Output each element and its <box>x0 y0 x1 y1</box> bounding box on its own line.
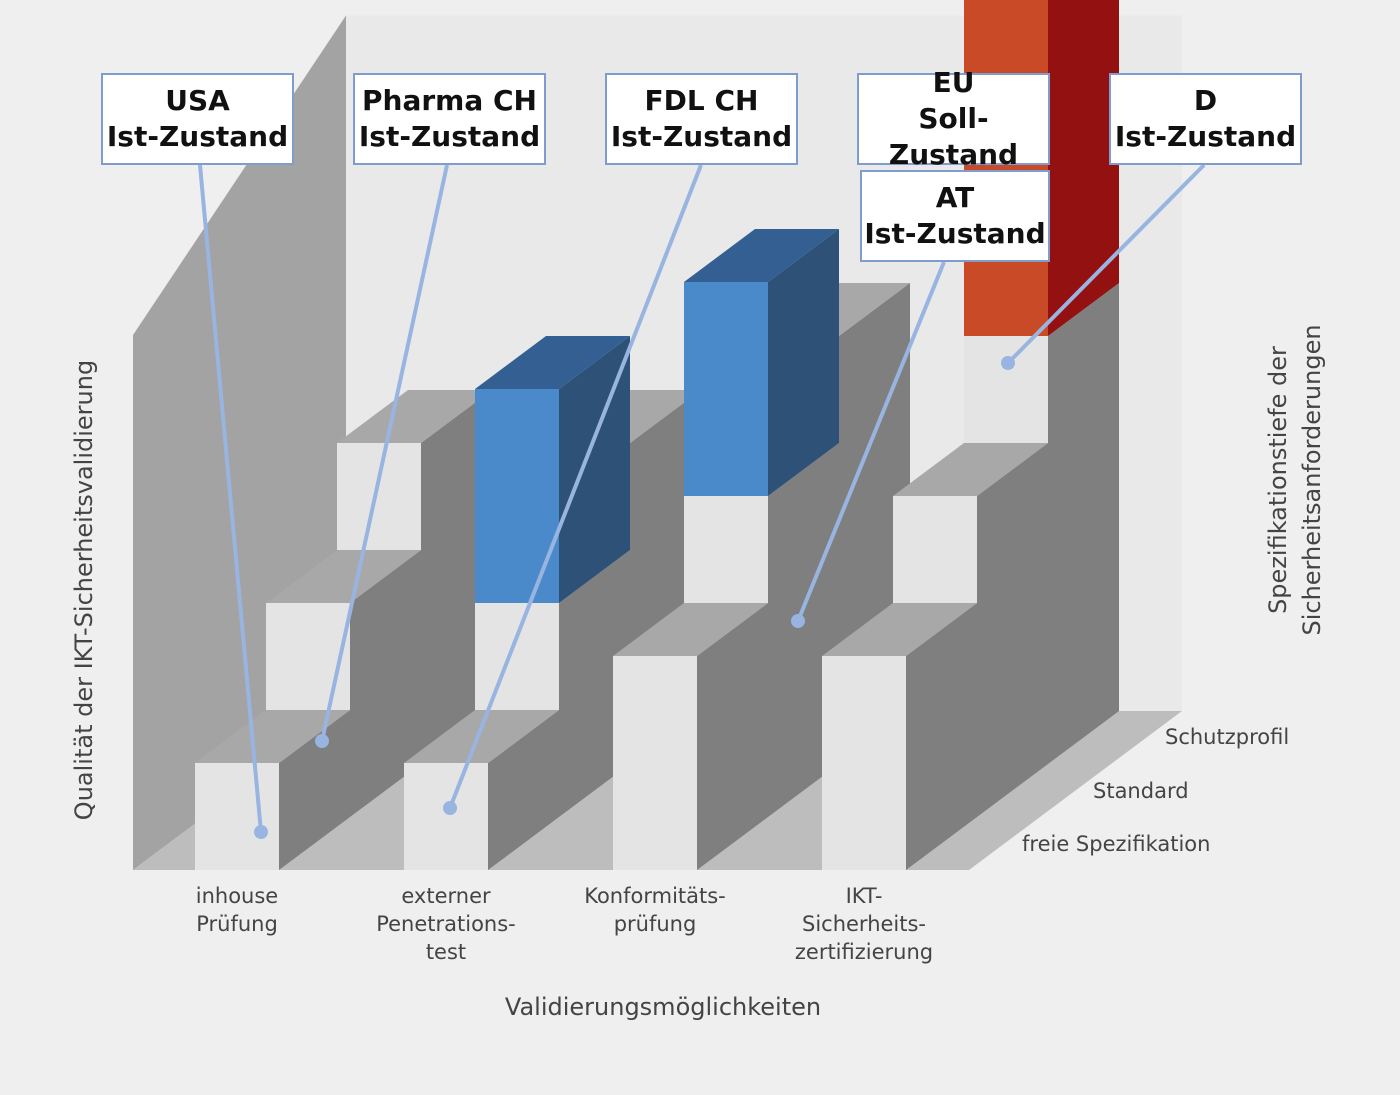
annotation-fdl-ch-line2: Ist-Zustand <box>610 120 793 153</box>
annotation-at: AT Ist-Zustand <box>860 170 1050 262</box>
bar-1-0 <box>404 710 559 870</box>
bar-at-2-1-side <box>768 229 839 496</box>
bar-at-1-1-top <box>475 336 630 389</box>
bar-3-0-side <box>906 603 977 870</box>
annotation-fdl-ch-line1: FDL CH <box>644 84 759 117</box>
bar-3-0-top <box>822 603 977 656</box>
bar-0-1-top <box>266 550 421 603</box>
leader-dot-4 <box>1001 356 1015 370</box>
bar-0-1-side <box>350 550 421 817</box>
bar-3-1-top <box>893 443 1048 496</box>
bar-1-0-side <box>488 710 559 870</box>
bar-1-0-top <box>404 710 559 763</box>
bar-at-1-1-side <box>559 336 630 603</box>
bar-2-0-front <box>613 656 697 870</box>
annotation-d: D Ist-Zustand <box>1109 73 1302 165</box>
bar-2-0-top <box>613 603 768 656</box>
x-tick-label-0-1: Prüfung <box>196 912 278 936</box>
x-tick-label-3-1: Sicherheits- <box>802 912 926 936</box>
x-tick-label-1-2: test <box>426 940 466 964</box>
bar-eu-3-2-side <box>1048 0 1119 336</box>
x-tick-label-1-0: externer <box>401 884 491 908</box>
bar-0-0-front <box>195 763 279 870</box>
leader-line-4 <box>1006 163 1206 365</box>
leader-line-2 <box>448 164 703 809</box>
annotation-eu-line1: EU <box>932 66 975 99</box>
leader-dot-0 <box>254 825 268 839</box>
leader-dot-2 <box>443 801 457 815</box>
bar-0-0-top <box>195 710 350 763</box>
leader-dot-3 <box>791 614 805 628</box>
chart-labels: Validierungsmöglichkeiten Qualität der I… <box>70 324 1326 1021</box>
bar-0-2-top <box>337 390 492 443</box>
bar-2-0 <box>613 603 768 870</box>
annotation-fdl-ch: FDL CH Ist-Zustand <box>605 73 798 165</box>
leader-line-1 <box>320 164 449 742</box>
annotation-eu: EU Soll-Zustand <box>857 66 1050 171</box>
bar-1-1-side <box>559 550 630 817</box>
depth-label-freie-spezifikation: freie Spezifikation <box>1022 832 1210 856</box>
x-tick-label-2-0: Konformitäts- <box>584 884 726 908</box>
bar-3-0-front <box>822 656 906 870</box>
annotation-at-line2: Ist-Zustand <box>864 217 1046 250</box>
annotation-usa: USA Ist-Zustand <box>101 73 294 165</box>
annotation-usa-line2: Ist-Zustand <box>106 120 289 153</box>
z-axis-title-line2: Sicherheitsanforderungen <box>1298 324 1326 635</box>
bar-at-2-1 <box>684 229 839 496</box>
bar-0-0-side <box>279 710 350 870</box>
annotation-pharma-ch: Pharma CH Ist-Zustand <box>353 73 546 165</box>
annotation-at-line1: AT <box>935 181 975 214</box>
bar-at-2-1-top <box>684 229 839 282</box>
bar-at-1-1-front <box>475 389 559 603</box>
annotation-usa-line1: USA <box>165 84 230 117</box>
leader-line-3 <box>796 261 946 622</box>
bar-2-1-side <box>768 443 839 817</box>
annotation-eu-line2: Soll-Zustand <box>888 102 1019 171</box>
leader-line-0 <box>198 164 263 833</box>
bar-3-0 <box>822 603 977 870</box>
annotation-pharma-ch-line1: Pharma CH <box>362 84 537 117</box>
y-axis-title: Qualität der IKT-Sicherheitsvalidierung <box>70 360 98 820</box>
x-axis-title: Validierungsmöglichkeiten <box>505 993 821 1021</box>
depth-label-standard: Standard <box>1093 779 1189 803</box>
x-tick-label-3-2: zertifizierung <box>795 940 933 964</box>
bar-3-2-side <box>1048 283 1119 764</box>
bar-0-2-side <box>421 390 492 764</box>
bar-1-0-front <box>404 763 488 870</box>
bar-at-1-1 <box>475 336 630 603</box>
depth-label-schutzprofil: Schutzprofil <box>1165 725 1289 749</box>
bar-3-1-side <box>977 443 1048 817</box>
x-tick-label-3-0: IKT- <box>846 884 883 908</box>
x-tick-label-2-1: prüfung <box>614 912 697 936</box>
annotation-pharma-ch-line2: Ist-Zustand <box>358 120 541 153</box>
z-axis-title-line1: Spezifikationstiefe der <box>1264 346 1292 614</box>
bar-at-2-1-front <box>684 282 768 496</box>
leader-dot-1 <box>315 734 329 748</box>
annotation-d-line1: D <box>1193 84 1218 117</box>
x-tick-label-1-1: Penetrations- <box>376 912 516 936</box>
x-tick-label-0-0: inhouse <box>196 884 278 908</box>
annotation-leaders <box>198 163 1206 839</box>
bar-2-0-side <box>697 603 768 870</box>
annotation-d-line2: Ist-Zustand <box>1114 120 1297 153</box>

....

— EXERCISE TASK —
Please write out every one of the lines above in full, character for character, leaving out the pictures.

— EXERCISE OUTPUT —
Output each element and its <box>x0 y0 x1 y1</box> bounding box on its own line.
annotation-fdl-ch-line2: Ist-Zustand <box>610 120 793 153</box>
annotation-at: AT Ist-Zustand <box>860 170 1050 262</box>
bar-1-0 <box>404 710 559 870</box>
bar-at-2-1-side <box>768 229 839 496</box>
bar-at-1-1-top <box>475 336 630 389</box>
bar-3-0-side <box>906 603 977 870</box>
annotation-fdl-ch-line1: FDL CH <box>644 84 759 117</box>
bar-3-0-top <box>822 603 977 656</box>
bar-0-1-top <box>266 550 421 603</box>
leader-dot-4 <box>1001 356 1015 370</box>
bar-0-1-side <box>350 550 421 817</box>
bar-3-1-top <box>893 443 1048 496</box>
bar-1-0-side <box>488 710 559 870</box>
bar-1-0-top <box>404 710 559 763</box>
bar-at-1-1-side <box>559 336 630 603</box>
bar-2-0-front <box>613 656 697 870</box>
annotation-d: D Ist-Zustand <box>1109 73 1302 165</box>
bar-2-0-top <box>613 603 768 656</box>
x-tick-label-0-1: Prüfung <box>196 912 278 936</box>
x-tick-label-3-1: Sicherheits- <box>802 912 926 936</box>
x-tick-label-1-2: test <box>426 940 466 964</box>
bar-eu-3-2-side <box>1048 0 1119 336</box>
x-tick-label-1-0: externer <box>401 884 491 908</box>
bar-0-0-front <box>195 763 279 870</box>
leader-line-4 <box>1006 163 1206 365</box>
leader-line-2 <box>448 164 703 809</box>
annotation-eu-line1: EU <box>932 66 975 99</box>
leader-dot-0 <box>254 825 268 839</box>
leader-dot-2 <box>443 801 457 815</box>
bar-0-0-top <box>195 710 350 763</box>
leader-dot-3 <box>791 614 805 628</box>
chart-labels: Validierungsmöglichkeiten Qualität der I… <box>70 324 1326 1021</box>
bar-0-2-top <box>337 390 492 443</box>
bar-2-0 <box>613 603 768 870</box>
annotation-fdl-ch: FDL CH Ist-Zustand <box>605 73 798 165</box>
leader-line-1 <box>320 164 449 742</box>
annotation-eu: EU Soll-Zustand <box>857 66 1050 171</box>
bar-1-1-side <box>559 550 630 817</box>
depth-label-freie-spezifikation: freie Spezifikation <box>1022 832 1210 856</box>
x-tick-label-2-0: Konformitäts- <box>584 884 726 908</box>
bar-3-0-front <box>822 656 906 870</box>
annotation-at-line2: Ist-Zustand <box>864 217 1046 250</box>
annotation-usa: USA Ist-Zustand <box>101 73 294 165</box>
annotation-usa-line2: Ist-Zustand <box>106 120 289 153</box>
z-axis-title-line2: Sicherheitsanforderungen <box>1298 324 1326 635</box>
bar-at-2-1 <box>684 229 839 496</box>
bar-0-0-side <box>279 710 350 870</box>
annotation-pharma-ch: Pharma CH Ist-Zustand <box>353 73 546 165</box>
annotation-at-line1: AT <box>935 181 975 214</box>
bar-at-2-1-top <box>684 229 839 282</box>
bar-at-1-1-front <box>475 389 559 603</box>
annotation-usa-line1: USA <box>165 84 230 117</box>
leader-line-3 <box>796 261 946 622</box>
bar-2-1-side <box>768 443 839 817</box>
annotation-eu-line2: Soll-Zustand <box>888 102 1019 171</box>
leader-line-0 <box>198 164 263 833</box>
bar-3-0 <box>822 603 977 870</box>
annotation-pharma-ch-line1: Pharma CH <box>362 84 537 117</box>
y-axis-title: Qualität der IKT-Sicherheitsvalidierung <box>70 360 98 820</box>
x-axis-title: Validierungsmöglichkeiten <box>505 993 821 1021</box>
depth-label-standard: Standard <box>1093 779 1189 803</box>
x-tick-label-3-2: zertifizierung <box>795 940 933 964</box>
bar-3-2-side <box>1048 283 1119 764</box>
bar-0-2-side <box>421 390 492 764</box>
bar-1-0-front <box>404 763 488 870</box>
bar-at-1-1 <box>475 336 630 603</box>
depth-label-schutzprofil: Schutzprofil <box>1165 725 1289 749</box>
bar-3-1-side <box>977 443 1048 817</box>
x-tick-label-3-0: IKT- <box>846 884 883 908</box>
x-tick-label-2-1: prüfung <box>614 912 697 936</box>
annotation-pharma-ch-line2: Ist-Zustand <box>358 120 541 153</box>
z-axis-title-line1: Spezifikationstiefe der <box>1264 346 1292 614</box>
bar-at-2-1-front <box>684 282 768 496</box>
leader-dot-1 <box>315 734 329 748</box>
annotation-d-line1: D <box>1193 84 1218 117</box>
x-tick-label-1-1: Penetrations- <box>376 912 516 936</box>
x-tick-label-0-0: inhouse <box>196 884 278 908</box>
annotation-leaders <box>198 163 1206 839</box>
bar-2-0-side <box>697 603 768 870</box>
annotation-d-line2: Ist-Zustand <box>1114 120 1297 153</box>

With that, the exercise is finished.